Task directions: All of the data should be repeated exactly; pictures are not part of the copy.

(Dataset records)
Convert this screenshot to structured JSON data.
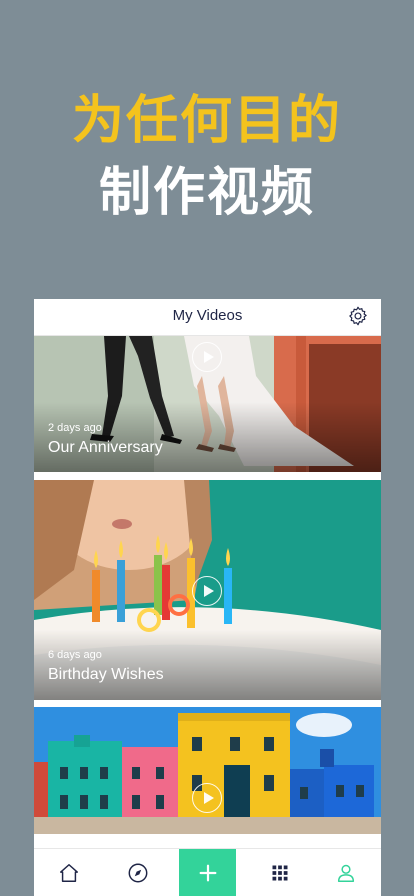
{
  "promo": {
    "line1": "为任何目的",
    "line2": "制作视频"
  },
  "header": {
    "title": "My Videos",
    "settings_icon": "gear-icon"
  },
  "videos": [
    {
      "time": "2 days ago",
      "title": "Our Anniversary"
    },
    {
      "time": "6 days ago",
      "title": "Birthday Wishes"
    },
    {
      "time": "",
      "title": ""
    }
  ],
  "tabbar": {
    "items": [
      {
        "icon": "home-icon"
      },
      {
        "icon": "compass-icon"
      },
      {
        "icon": "plus-icon"
      },
      {
        "icon": "grid-icon"
      },
      {
        "icon": "profile-icon"
      }
    ],
    "accent": "#33d39a"
  }
}
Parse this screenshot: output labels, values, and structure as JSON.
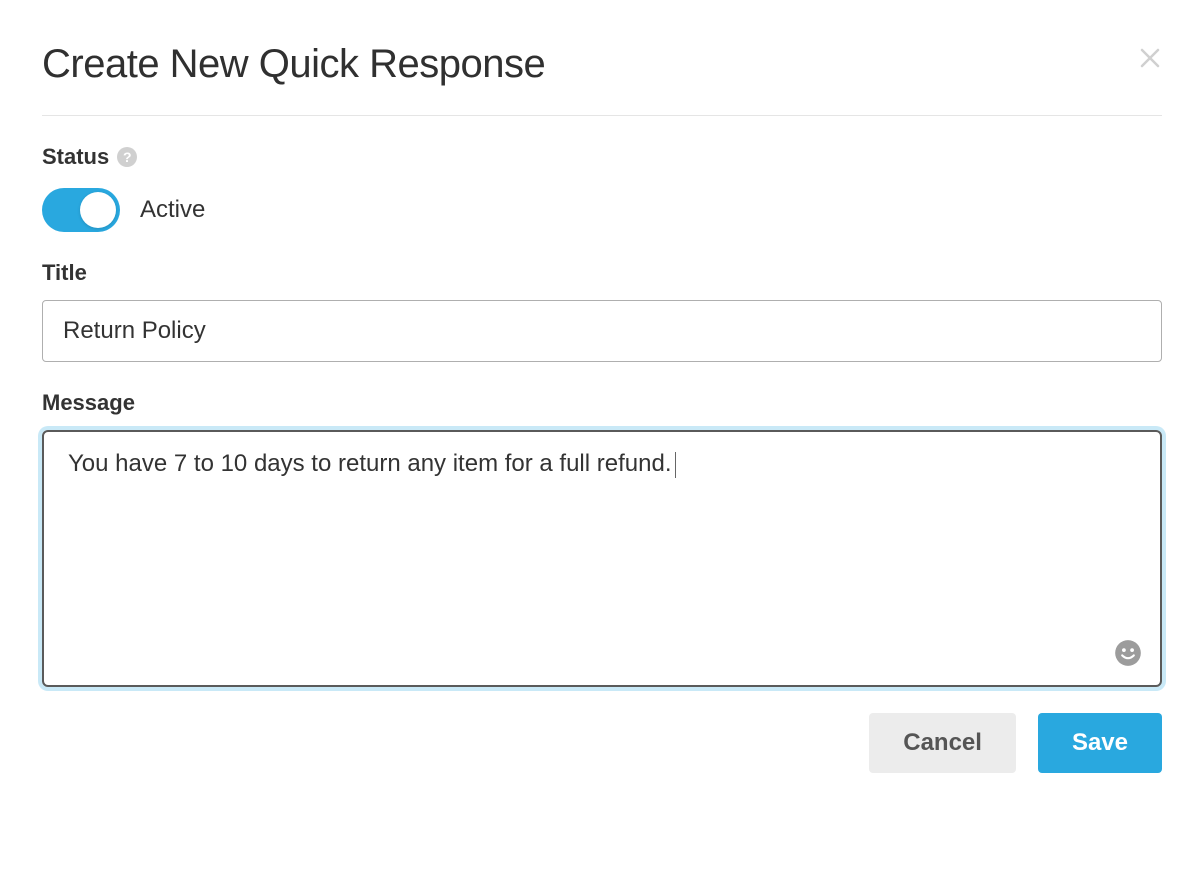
{
  "dialog": {
    "title": "Create New Quick Response"
  },
  "status": {
    "label": "Status",
    "toggle_label": "Active",
    "active": true
  },
  "title_field": {
    "label": "Title",
    "value": "Return Policy"
  },
  "message_field": {
    "label": "Message",
    "value": "You have 7 to 10 days to return any item for a full refund."
  },
  "buttons": {
    "cancel": "Cancel",
    "save": "Save"
  }
}
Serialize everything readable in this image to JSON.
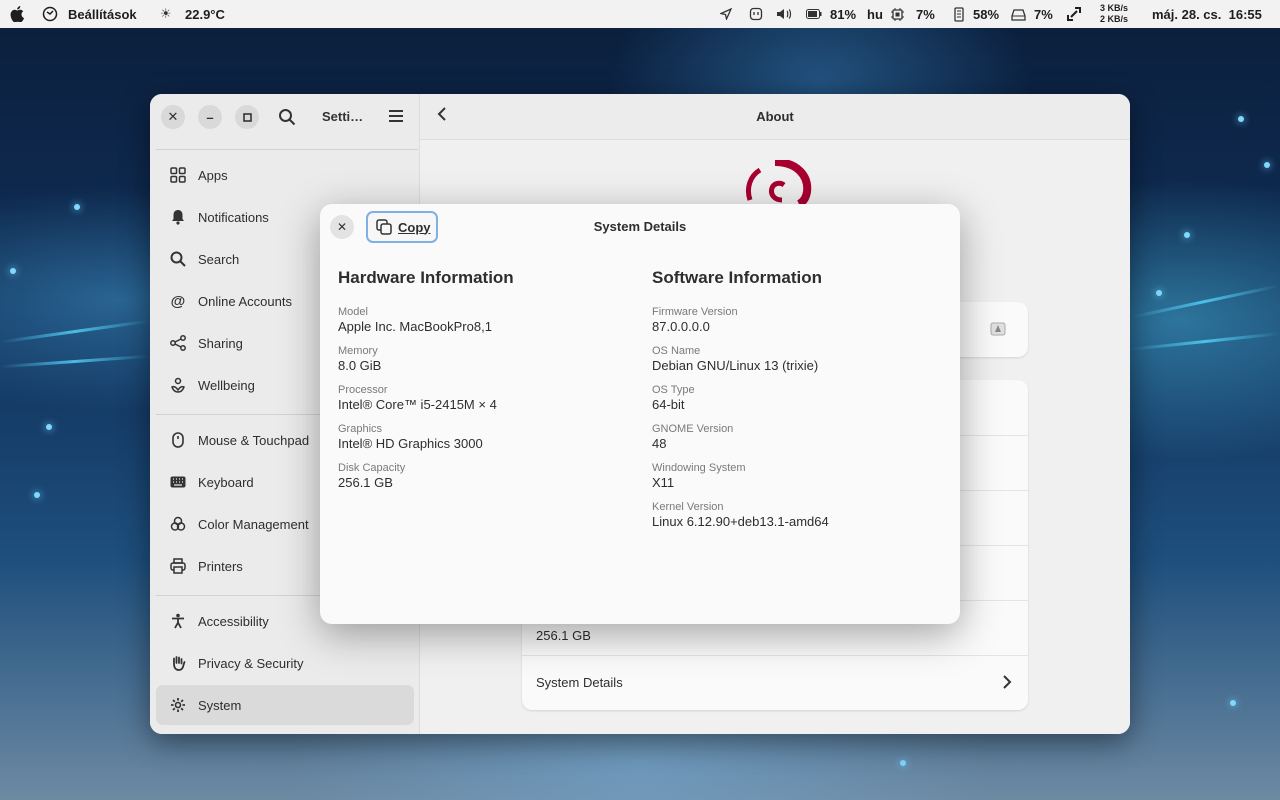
{
  "topbar": {
    "apple_icon": "apple-logo-icon",
    "app_name": "Beállítások",
    "weather_temp": "22.9°C",
    "battery_percent": "81%",
    "keyboard_layout": "hu",
    "cpu_percent": "7%",
    "memory_percent": "58%",
    "disk_percent": "7%",
    "net_up": "3 KB/s",
    "net_down": "2 KB/s",
    "datetime": "máj. 28. cs.  16:55"
  },
  "settings_window": {
    "sidebar_title": "Setti…",
    "sidebar_items": [
      {
        "label": "Apps",
        "icon": "apps-grid-icon"
      },
      {
        "label": "Notifications",
        "icon": "bell-icon"
      },
      {
        "label": "Search",
        "icon": "search-icon"
      },
      {
        "label": "Online Accounts",
        "icon": "at-sign-icon"
      },
      {
        "label": "Sharing",
        "icon": "share-icon"
      },
      {
        "label": "Wellbeing",
        "icon": "wellbeing-icon"
      },
      {
        "label": "Mouse & Touchpad",
        "icon": "mouse-icon"
      },
      {
        "label": "Keyboard",
        "icon": "keyboard-icon"
      },
      {
        "label": "Color Management",
        "icon": "color-management-icon"
      },
      {
        "label": "Printers",
        "icon": "printer-icon"
      },
      {
        "label": "Accessibility",
        "icon": "accessibility-icon"
      },
      {
        "label": "Privacy & Security",
        "icon": "hand-icon"
      },
      {
        "label": "System",
        "icon": "gear-icon"
      }
    ],
    "active_item": "System",
    "main_title": "About",
    "disk_capacity_value": "256.1 GB",
    "system_details_label": "System Details"
  },
  "dialog": {
    "title": "System Details",
    "copy_label": "Copy",
    "hardware": {
      "heading": "Hardware Information",
      "fields": [
        {
          "label": "Model",
          "value": "Apple Inc. MacBookPro8,1"
        },
        {
          "label": "Memory",
          "value": "8.0 GiB"
        },
        {
          "label": "Processor",
          "value": "Intel® Core™ i5-2415M × 4"
        },
        {
          "label": "Graphics",
          "value": "Intel® HD Graphics 3000"
        },
        {
          "label": "Disk Capacity",
          "value": "256.1 GB"
        }
      ]
    },
    "software": {
      "heading": "Software Information",
      "fields": [
        {
          "label": "Firmware Version",
          "value": "87.0.0.0.0"
        },
        {
          "label": "OS Name",
          "value": "Debian GNU/Linux 13 (trixie)"
        },
        {
          "label": "OS Type",
          "value": "64-bit"
        },
        {
          "label": "GNOME Version",
          "value": "48"
        },
        {
          "label": "Windowing System",
          "value": "X11"
        },
        {
          "label": "Kernel Version",
          "value": "Linux 6.12.90+deb13.1-amd64"
        }
      ]
    }
  },
  "colors": {
    "debian_red": "#a80030",
    "copy_focus_ring": "#7fb0e4"
  }
}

Result of this exercise:
Convert this screenshot to structured JSON data.
{
  "promo": {
    "line1": "为任何目的",
    "line2": "制作视频"
  },
  "header": {
    "title": "My Videos",
    "settings_icon": "gear-icon"
  },
  "videos": [
    {
      "time": "2 days ago",
      "title": "Our Anniversary"
    },
    {
      "time": "6 days ago",
      "title": "Birthday Wishes"
    },
    {
      "time": "",
      "title": ""
    }
  ],
  "tabbar": {
    "items": [
      {
        "icon": "home-icon"
      },
      {
        "icon": "compass-icon"
      },
      {
        "icon": "plus-icon"
      },
      {
        "icon": "grid-icon"
      },
      {
        "icon": "profile-icon"
      }
    ],
    "accent": "#33d39a"
  }
}
Parse this screenshot: output labels, values, and structure as JSON.
{
  "dialog": {
    "title": "Create New Quick Response"
  },
  "status": {
    "label": "Status",
    "toggle_label": "Active",
    "active": true
  },
  "title_field": {
    "label": "Title",
    "value": "Return Policy"
  },
  "message_field": {
    "label": "Message",
    "value": "You have 7 to 10 days to return any item for a full refund."
  },
  "buttons": {
    "cancel": "Cancel",
    "save": "Save"
  }
}
Serialize everything readable in this image to JSON.
{
  "topbar": {
    "apple_icon": "apple-logo-icon",
    "app_name": "Beállítások",
    "weather_temp": "22.9°C",
    "battery_percent": "81%",
    "keyboard_layout": "hu",
    "cpu_percent": "7%",
    "memory_percent": "58%",
    "disk_percent": "7%",
    "net_up": "3 KB/s",
    "net_down": "2 KB/s",
    "datetime": "máj. 28. cs.  16:55"
  },
  "settings_window": {
    "sidebar_title": "Setti…",
    "sidebar_items": [
      {
        "label": "Apps",
        "icon": "apps-grid-icon"
      },
      {
        "label": "Notifications",
        "icon": "bell-icon"
      },
      {
        "label": "Search",
        "icon": "search-icon"
      },
      {
        "label": "Online Accounts",
        "icon": "at-sign-icon"
      },
      {
        "label": "Sharing",
        "icon": "share-icon"
      },
      {
        "label": "Wellbeing",
        "icon": "wellbeing-icon"
      },
      {
        "label": "Mouse & Touchpad",
        "icon": "mouse-icon"
      },
      {
        "label": "Keyboard",
        "icon": "keyboard-icon"
      },
      {
        "label": "Color Management",
        "icon": "color-management-icon"
      },
      {
        "label": "Printers",
        "icon": "printer-icon"
      },
      {
        "label": "Accessibility",
        "icon": "accessibility-icon"
      },
      {
        "label": "Privacy & Security",
        "icon": "hand-icon"
      },
      {
        "label": "System",
        "icon": "gear-icon"
      }
    ],
    "active_item": "System",
    "main_title": "About",
    "disk_capacity_value": "256.1 GB",
    "system_details_label": "System Details"
  },
  "dialog": {
    "title": "System Details",
    "copy_label": "Copy",
    "hardware": {
      "heading": "Hardware Information",
      "fields": [
        {
          "label": "Model",
          "value": "Apple Inc. MacBookPro8,1"
        },
        {
          "label": "Memory",
          "value": "8.0 GiB"
        },
        {
          "label": "Processor",
          "value": "Intel® Core™ i5-2415M × 4"
        },
        {
          "label": "Graphics",
          "value": "Intel® HD Graphics 3000"
        },
        {
          "label": "Disk Capacity",
          "value": "256.1 GB"
        }
      ]
    },
    "software": {
      "heading": "Software Information",
      "fields": [
        {
          "label": "Firmware Version",
          "value": "87.0.0.0.0"
        },
        {
          "label": "OS Name",
          "value": "Debian GNU/Linux 13 (trixie)"
        },
        {
          "label": "OS Type",
          "value": "64-bit"
        },
        {
          "label": "GNOME Version",
          "value": "48"
        },
        {
          "label": "Windowing System",
          "value": "X11"
        },
        {
          "label": "Kernel Version",
          "value": "Linux 6.12.90+deb13.1-amd64"
        }
      ]
    }
  },
  "colors": {
    "debian_red": "#a80030",
    "copy_focus_ring": "#7fb0e4"
  }
}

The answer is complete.